▸ TASK PROMPT
Extract the text of every entry below exactly; leave images out.
-- START SUPPLIED MATERIAL --
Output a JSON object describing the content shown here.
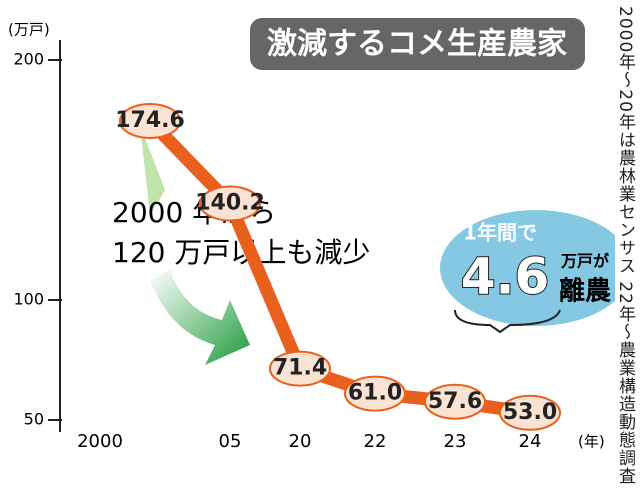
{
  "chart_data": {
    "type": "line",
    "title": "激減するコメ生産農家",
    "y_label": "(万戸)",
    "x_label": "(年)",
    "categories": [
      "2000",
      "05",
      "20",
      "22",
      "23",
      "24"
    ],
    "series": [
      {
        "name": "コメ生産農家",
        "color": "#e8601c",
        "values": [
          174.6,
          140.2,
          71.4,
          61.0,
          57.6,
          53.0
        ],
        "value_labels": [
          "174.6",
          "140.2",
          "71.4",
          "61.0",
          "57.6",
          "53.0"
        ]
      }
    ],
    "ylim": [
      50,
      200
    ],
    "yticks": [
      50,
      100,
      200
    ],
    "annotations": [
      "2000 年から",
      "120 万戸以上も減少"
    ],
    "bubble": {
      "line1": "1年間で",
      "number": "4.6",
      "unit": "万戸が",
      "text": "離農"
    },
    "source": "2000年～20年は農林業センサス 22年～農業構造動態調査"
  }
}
-- END SUPPLIED MATERIAL --
▸ SOLUTION TO THIS TASK
Output a JSON object describing the content shown here.
{
  "chart_data": {
    "type": "line",
    "title": "激減するコメ生産農家",
    "y_label": "(万戸)",
    "x_label": "(年)",
    "categories": [
      "2000",
      "05",
      "20",
      "22",
      "23",
      "24"
    ],
    "series": [
      {
        "name": "コメ生産農家",
        "color": "#e8601c",
        "values": [
          174.6,
          140.2,
          71.4,
          61.0,
          57.6,
          53.0
        ],
        "value_labels": [
          "174.6",
          "140.2",
          "71.4",
          "61.0",
          "57.6",
          "53.0"
        ]
      }
    ],
    "ylim": [
      50,
      200
    ],
    "yticks": [
      50,
      100,
      200
    ],
    "annotations": [
      "2000 年から",
      "120 万戸以上も減少"
    ],
    "bubble": {
      "line1": "1年間で",
      "number": "4.6",
      "unit": "万戸が",
      "text": "離農"
    },
    "source": "2000年～20年は農林業センサス 22年～農業構造動態調査"
  }
}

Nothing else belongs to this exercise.